Across the listing below, count the lines that mention the string "区域内存在大小为". Reply with the figure only.

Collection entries
┏━━

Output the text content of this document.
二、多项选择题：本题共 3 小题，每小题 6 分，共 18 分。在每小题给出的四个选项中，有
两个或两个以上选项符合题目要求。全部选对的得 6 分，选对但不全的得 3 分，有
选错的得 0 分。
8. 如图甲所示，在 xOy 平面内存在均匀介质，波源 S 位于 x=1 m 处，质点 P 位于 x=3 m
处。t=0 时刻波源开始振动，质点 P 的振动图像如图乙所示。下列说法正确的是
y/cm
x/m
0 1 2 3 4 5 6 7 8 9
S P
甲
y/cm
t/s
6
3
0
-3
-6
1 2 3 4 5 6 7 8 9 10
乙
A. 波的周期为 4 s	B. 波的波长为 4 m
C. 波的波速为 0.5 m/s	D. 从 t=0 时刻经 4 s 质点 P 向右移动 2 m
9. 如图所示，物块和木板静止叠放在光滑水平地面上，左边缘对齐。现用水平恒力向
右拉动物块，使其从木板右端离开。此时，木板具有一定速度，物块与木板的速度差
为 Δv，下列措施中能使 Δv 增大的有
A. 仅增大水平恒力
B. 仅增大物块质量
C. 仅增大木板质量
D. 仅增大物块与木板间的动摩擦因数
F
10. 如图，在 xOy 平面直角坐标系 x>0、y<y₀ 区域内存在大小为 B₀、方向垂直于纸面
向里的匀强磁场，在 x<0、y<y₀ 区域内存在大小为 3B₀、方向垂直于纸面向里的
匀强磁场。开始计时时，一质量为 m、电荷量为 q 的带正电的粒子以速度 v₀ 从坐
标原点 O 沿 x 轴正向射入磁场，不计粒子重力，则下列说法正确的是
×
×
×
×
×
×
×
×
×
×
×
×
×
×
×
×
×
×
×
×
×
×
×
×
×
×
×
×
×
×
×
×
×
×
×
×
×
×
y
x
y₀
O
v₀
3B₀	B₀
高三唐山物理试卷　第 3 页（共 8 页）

┗━━

Task response: 2